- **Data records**
____
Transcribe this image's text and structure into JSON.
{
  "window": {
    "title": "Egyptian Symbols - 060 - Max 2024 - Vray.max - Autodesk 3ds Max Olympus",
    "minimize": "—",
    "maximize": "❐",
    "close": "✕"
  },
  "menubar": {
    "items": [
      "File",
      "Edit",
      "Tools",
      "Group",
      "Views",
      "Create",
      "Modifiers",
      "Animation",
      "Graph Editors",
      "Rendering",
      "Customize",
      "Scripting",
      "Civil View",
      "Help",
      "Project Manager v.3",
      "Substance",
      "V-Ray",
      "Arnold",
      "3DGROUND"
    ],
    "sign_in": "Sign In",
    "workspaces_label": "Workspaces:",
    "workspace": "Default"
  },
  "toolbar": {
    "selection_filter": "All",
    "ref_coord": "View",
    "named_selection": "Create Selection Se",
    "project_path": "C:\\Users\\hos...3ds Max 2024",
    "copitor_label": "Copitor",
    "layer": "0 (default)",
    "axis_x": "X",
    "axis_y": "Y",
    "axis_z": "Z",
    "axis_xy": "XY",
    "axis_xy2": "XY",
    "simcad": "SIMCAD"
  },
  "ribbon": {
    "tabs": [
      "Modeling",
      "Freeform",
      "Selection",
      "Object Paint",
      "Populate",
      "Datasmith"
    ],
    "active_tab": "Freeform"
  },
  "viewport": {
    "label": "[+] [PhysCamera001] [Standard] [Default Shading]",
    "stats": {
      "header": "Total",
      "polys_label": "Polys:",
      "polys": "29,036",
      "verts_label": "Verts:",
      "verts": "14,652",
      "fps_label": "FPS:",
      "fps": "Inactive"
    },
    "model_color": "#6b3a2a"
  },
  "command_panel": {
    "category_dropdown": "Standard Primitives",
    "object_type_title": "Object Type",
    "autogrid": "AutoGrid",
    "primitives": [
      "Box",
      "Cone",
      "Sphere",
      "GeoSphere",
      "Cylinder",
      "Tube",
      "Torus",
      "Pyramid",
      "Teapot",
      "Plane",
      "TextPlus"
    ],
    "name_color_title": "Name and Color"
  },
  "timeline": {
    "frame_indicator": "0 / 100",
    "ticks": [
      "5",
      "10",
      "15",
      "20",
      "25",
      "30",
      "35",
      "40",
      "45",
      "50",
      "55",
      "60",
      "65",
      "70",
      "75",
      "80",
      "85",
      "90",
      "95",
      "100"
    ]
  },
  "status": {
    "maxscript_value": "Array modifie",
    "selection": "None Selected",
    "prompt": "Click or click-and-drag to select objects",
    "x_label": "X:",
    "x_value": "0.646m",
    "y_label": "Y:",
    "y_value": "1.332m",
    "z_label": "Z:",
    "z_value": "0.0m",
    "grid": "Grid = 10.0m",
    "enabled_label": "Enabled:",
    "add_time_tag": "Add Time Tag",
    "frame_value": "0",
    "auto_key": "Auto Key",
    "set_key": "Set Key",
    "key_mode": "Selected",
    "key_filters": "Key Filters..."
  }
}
____
- **Brief**
Write out the records above again, keeping each one identical to the original.

- **Exercise output**
Transcribe this image's text and structure into JSON.
{
  "window": {
    "title": "Egyptian Symbols - 060 - Max 2024 - Vray.max - Autodesk 3ds Max Olympus",
    "minimize": "—",
    "maximize": "❐",
    "close": "✕"
  },
  "menubar": {
    "items": [
      "File",
      "Edit",
      "Tools",
      "Group",
      "Views",
      "Create",
      "Modifiers",
      "Animation",
      "Graph Editors",
      "Rendering",
      "Customize",
      "Scripting",
      "Civil View",
      "Help",
      "Project Manager v.3",
      "Substance",
      "V-Ray",
      "Arnold",
      "3DGROUND"
    ],
    "sign_in": "Sign In",
    "workspaces_label": "Workspaces:",
    "workspace": "Default"
  },
  "toolbar": {
    "selection_filter": "All",
    "ref_coord": "View",
    "named_selection": "Create Selection Se",
    "project_path": "C:\\Users\\hos...3ds Max 2024",
    "copitor_label": "Copitor",
    "layer": "0 (default)",
    "axis_x": "X",
    "axis_y": "Y",
    "axis_z": "Z",
    "axis_xy": "XY",
    "axis_xy2": "XY",
    "simcad": "SIMCAD"
  },
  "ribbon": {
    "tabs": [
      "Modeling",
      "Freeform",
      "Selection",
      "Object Paint",
      "Populate",
      "Datasmith"
    ],
    "active_tab": "Freeform"
  },
  "viewport": {
    "label": "[+] [PhysCamera001] [Standard] [Default Shading]",
    "stats": {
      "header": "Total",
      "polys_label": "Polys:",
      "polys": "29,036",
      "verts_label": "Verts:",
      "verts": "14,652",
      "fps_label": "FPS:",
      "fps": "Inactive"
    },
    "model_color": "#6b3a2a"
  },
  "command_panel": {
    "category_dropdown": "Standard Primitives",
    "object_type_title": "Object Type",
    "autogrid": "AutoGrid",
    "primitives": [
      "Box",
      "Cone",
      "Sphere",
      "GeoSphere",
      "Cylinder",
      "Tube",
      "Torus",
      "Pyramid",
      "Teapot",
      "Plane",
      "TextPlus"
    ],
    "name_color_title": "Name and Color"
  },
  "timeline": {
    "frame_indicator": "0 / 100",
    "ticks": [
      "5",
      "10",
      "15",
      "20",
      "25",
      "30",
      "35",
      "40",
      "45",
      "50",
      "55",
      "60",
      "65",
      "70",
      "75",
      "80",
      "85",
      "90",
      "95",
      "100"
    ]
  },
  "status": {
    "maxscript_value": "Array modifie",
    "selection": "None Selected",
    "prompt": "Click or click-and-drag to select objects",
    "x_label": "X:",
    "x_value": "0.646m",
    "y_label": "Y:",
    "y_value": "1.332m",
    "z_label": "Z:",
    "z_value": "0.0m",
    "grid": "Grid = 10.0m",
    "enabled_label": "Enabled:",
    "add_time_tag": "Add Time Tag",
    "frame_value": "0",
    "auto_key": "Auto Key",
    "set_key": "Set Key",
    "key_mode": "Selected",
    "key_filters": "Key Filters..."
  }
}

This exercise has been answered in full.